=== What to produce ===
Reproduce the following material exactly, including every line.

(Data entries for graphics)

--------------------

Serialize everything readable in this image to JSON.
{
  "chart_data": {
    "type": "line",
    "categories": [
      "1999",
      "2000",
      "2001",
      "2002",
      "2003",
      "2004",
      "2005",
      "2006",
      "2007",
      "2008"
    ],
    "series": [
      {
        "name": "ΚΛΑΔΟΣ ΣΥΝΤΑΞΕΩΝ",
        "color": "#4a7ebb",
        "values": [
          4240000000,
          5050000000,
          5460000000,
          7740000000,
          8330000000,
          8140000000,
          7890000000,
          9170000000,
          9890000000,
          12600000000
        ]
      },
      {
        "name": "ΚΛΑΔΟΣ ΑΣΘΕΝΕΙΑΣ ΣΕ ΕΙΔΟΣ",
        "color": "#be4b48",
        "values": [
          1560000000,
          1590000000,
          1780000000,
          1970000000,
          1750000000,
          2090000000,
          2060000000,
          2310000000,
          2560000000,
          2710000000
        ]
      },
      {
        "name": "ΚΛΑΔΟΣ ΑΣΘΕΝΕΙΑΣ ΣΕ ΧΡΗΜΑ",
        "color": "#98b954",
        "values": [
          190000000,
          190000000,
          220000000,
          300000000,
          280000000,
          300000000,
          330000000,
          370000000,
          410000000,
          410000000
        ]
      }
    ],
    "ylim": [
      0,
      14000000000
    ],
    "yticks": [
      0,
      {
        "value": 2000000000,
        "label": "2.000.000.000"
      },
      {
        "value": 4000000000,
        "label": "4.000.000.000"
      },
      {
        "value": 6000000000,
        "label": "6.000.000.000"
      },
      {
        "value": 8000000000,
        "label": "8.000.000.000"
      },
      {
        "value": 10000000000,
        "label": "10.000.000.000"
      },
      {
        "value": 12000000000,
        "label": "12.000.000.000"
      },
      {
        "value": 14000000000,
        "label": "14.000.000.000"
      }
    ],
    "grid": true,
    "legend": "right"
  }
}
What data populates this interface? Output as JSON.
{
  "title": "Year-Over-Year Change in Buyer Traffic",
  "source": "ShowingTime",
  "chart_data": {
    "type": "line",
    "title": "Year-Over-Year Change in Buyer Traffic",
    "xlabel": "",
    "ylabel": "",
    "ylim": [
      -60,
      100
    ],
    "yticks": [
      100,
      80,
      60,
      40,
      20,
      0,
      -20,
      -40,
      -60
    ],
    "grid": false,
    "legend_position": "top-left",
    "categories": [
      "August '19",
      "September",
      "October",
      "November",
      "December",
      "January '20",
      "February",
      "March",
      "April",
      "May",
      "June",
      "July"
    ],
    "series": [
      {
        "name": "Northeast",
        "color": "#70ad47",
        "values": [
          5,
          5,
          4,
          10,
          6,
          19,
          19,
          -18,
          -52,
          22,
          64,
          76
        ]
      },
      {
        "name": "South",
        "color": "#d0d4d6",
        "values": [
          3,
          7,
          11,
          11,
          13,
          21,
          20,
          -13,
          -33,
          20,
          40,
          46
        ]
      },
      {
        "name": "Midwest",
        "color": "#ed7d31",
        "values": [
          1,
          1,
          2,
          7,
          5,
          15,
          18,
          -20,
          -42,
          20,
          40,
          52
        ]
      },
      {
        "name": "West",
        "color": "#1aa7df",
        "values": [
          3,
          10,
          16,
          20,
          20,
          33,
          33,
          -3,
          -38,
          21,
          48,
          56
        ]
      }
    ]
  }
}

--------------------

=== Final answer ===
Serialize everything readable in this image to JSON.
{
  "chart_data": {
    "type": "line",
    "categories": [
      "1999",
      "2000",
      "2001",
      "2002",
      "2003",
      "2004",
      "2005",
      "2006",
      "2007",
      "2008"
    ],
    "series": [
      {
        "name": "ΚΛΑΔΟΣ ΣΥΝΤΑΞΕΩΝ",
        "color": "#4a7ebb",
        "values": [
          4240000000,
          5050000000,
          5460000000,
          7740000000,
          8330000000,
          8140000000,
          7890000000,
          9170000000,
          9890000000,
          12600000000
        ]
      },
      {
        "name": "ΚΛΑΔΟΣ ΑΣΘΕΝΕΙΑΣ ΣΕ ΕΙΔΟΣ",
        "color": "#be4b48",
        "values": [
          1560000000,
          1590000000,
          1780000000,
          1970000000,
          1750000000,
          2090000000,
          2060000000,
          2310000000,
          2560000000,
          2710000000
        ]
      },
      {
        "name": "ΚΛΑΔΟΣ ΑΣΘΕΝΕΙΑΣ ΣΕ ΧΡΗΜΑ",
        "color": "#98b954",
        "values": [
          190000000,
          190000000,
          220000000,
          300000000,
          280000000,
          300000000,
          330000000,
          370000000,
          410000000,
          410000000
        ]
      }
    ],
    "ylim": [
      0,
      14000000000
    ],
    "yticks": [
      0,
      {
        "value": 2000000000,
        "label": "2.000.000.000"
      },
      {
        "value": 4000000000,
        "label": "4.000.000.000"
      },
      {
        "value": 6000000000,
        "label": "6.000.000.000"
      },
      {
        "value": 8000000000,
        "label": "8.000.000.000"
      },
      {
        "value": 10000000000,
        "label": "10.000.000.000"
      },
      {
        "value": 12000000000,
        "label": "12.000.000.000"
      },
      {
        "value": 14000000000,
        "label": "14.000.000.000"
      }
    ],
    "grid": true,
    "legend": "right"
  }
}
What data populates this interface? Output as JSON.
{
  "title": "Year-Over-Year Change in Buyer Traffic",
  "source": "ShowingTime",
  "chart_data": {
    "type": "line",
    "title": "Year-Over-Year Change in Buyer Traffic",
    "xlabel": "",
    "ylabel": "",
    "ylim": [
      -60,
      100
    ],
    "yticks": [
      100,
      80,
      60,
      40,
      20,
      0,
      -20,
      -40,
      -60
    ],
    "grid": false,
    "legend_position": "top-left",
    "categories": [
      "August '19",
      "September",
      "October",
      "November",
      "December",
      "January '20",
      "February",
      "March",
      "April",
      "May",
      "June",
      "July"
    ],
    "series": [
      {
        "name": "Northeast",
        "color": "#70ad47",
        "values": [
          5,
          5,
          4,
          10,
          6,
          19,
          19,
          -18,
          -52,
          22,
          64,
          76
        ]
      },
      {
        "name": "South",
        "color": "#d0d4d6",
        "values": [
          3,
          7,
          11,
          11,
          13,
          21,
          20,
          -13,
          -33,
          20,
          40,
          46
        ]
      },
      {
        "name": "Midwest",
        "color": "#ed7d31",
        "values": [
          1,
          1,
          2,
          7,
          5,
          15,
          18,
          -20,
          -42,
          20,
          40,
          52
        ]
      },
      {
        "name": "West",
        "color": "#1aa7df",
        "values": [
          3,
          10,
          16,
          20,
          20,
          33,
          33,
          -3,
          -38,
          21,
          48,
          56
        ]
      }
    ]
  }
}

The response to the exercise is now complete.